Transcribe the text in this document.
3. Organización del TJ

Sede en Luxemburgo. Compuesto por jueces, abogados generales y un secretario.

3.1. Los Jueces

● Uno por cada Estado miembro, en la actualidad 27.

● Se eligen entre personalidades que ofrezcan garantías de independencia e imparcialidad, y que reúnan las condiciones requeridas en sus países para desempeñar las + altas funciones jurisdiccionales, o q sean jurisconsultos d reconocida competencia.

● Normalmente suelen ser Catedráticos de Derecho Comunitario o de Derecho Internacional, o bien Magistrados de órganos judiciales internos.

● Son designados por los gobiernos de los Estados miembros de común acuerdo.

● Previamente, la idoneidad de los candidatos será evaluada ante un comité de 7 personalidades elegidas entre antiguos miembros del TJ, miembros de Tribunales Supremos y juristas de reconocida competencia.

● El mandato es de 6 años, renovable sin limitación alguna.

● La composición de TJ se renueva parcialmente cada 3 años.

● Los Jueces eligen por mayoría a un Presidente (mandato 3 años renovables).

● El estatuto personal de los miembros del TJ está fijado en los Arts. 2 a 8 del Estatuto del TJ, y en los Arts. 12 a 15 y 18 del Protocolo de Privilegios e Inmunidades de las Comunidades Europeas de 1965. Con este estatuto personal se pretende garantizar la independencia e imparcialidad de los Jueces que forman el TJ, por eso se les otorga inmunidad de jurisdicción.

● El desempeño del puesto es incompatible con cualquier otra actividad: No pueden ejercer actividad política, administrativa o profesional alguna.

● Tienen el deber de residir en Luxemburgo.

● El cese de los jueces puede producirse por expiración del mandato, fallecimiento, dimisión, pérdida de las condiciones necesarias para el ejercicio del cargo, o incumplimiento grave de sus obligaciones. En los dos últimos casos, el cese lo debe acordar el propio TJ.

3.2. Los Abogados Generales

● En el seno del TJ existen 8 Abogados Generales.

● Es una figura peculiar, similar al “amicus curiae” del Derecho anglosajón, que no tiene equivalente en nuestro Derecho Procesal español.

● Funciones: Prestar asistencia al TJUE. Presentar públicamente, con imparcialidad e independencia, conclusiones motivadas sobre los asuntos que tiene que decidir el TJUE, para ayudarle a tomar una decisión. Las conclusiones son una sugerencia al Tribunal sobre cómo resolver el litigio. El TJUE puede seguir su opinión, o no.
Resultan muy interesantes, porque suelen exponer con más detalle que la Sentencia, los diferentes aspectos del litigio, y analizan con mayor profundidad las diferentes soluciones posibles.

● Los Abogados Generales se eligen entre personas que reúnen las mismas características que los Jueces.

◇ ◇ ◇

■ What is needed ■
Repeat the records above exactly as they appear.

■ The result ■
Transcribe the text in this document.
3. Organización del TJ

Sede en Luxemburgo. Compuesto por jueces, abogados generales y un secretario.

3.1. Los Jueces

● Uno por cada Estado miembro, en la actualidad 27.

● Se eligen entre personalidades que ofrezcan garantías de independencia e imparcialidad, y que reúnan las condiciones requeridas en sus países para desempeñar las + altas funciones jurisdiccionales, o q sean jurisconsultos d reconocida competencia.

● Normalmente suelen ser Catedráticos de Derecho Comunitario o de Derecho Internacional, o bien Magistrados de órganos judiciales internos.

● Son designados por los gobiernos de los Estados miembros de común acuerdo.

● Previamente, la idoneidad de los candidatos será evaluada ante un comité de 7 personalidades elegidas entre antiguos miembros del TJ, miembros de Tribunales Supremos y juristas de reconocida competencia.

● El mandato es de 6 años, renovable sin limitación alguna.

● La composición de TJ se renueva parcialmente cada 3 años.

● Los Jueces eligen por mayoría a un Presidente (mandato 3 años renovables).

● El estatuto personal de los miembros del TJ está fijado en los Arts. 2 a 8 del Estatuto del TJ, y en los Arts. 12 a 15 y 18 del Protocolo de Privilegios e Inmunidades de las Comunidades Europeas de 1965. Con este estatuto personal se pretende garantizar la independencia e imparcialidad de los Jueces que forman el TJ, por eso se les otorga inmunidad de jurisdicción.

● El desempeño del puesto es incompatible con cualquier otra actividad: No pueden ejercer actividad política, administrativa o profesional alguna.

● Tienen el deber de residir en Luxemburgo.

● El cese de los jueces puede producirse por expiración del mandato, fallecimiento, dimisión, pérdida de las condiciones necesarias para el ejercicio del cargo, o incumplimiento grave de sus obligaciones. En los dos últimos casos, el cese lo debe acordar el propio TJ.

3.2. Los Abogados Generales

● En el seno del TJ existen 8 Abogados Generales.

● Es una figura peculiar, similar al “amicus curiae” del Derecho anglosajón, que no tiene equivalente en nuestro Derecho Procesal español.

● Funciones: Prestar asistencia al TJUE. Presentar públicamente, con imparcialidad e independencia, conclusiones motivadas sobre los asuntos que tiene que decidir el TJUE, para ayudarle a tomar una decisión. Las conclusiones son una sugerencia al Tribunal sobre cómo resolver el litigio. El TJUE puede seguir su opinión, o no.
Resultan muy interesantes, porque suelen exponer con más detalle que la Sentencia, los diferentes aspectos del litigio, y analizan con mayor profundidad las diferentes soluciones posibles.

● Los Abogados Generales se eligen entre personas que reúnen las mismas características que los Jueces.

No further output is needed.